--- BEGIN Data provided ---
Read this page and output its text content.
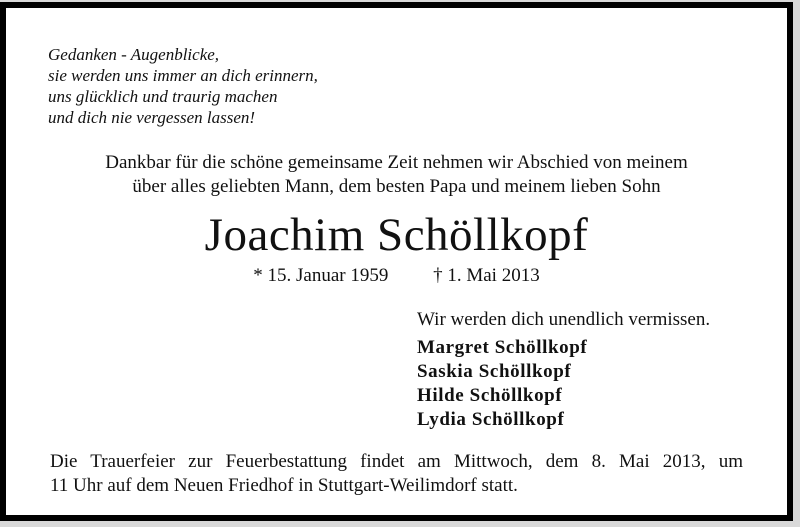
Gedanken - Augenblicke,
sie werden uns immer an dich erinnern,
uns glücklich und traurig machen
und dich nie vergessen lassen!
Dankbar für die schöne gemeinsame Zeit nehmen wir Abschied von meinem
über alles geliebten Mann, dem besten Papa und meinem lieben Sohn
Joachim Schöllkopf
* 15. Januar 1959 † 1. Mai 2013
Wir werden dich unendlich vermissen.
Margret Schöllkopf
Saskia Schöllkopf
Hilde Schöllkopf
Lydia Schöllkopf
Die Trauerfeier zur Feuerbestattung findet am Mittwoch, dem 8. Mai 2013, um
11 Uhr auf dem Neuen Friedhof in Stuttgart-Weilimdorf statt.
--- END Data provided ---
**Problem statement:**
Return the whole listing, word for word, and leave out every picture.

**Completed task:**
Read this page and output its text content.
Gedanken - Augenblicke,
sie werden uns immer an dich erinnern,
uns glücklich und traurig machen
und dich nie vergessen lassen!
Dankbar für die schöne gemeinsame Zeit nehmen wir Abschied von meinem
über alles geliebten Mann, dem besten Papa und meinem lieben Sohn
Joachim Schöllkopf
* 15. Januar 1959 † 1. Mai 2013
Wir werden dich unendlich vermissen.
Margret Schöllkopf
Saskia Schöllkopf
Hilde Schöllkopf
Lydia Schöllkopf
Die Trauerfeier zur Feuerbestattung findet am Mittwoch, dem 8. Mai 2013, um
11 Uhr auf dem Neuen Friedhof in Stuttgart-Weilimdorf statt.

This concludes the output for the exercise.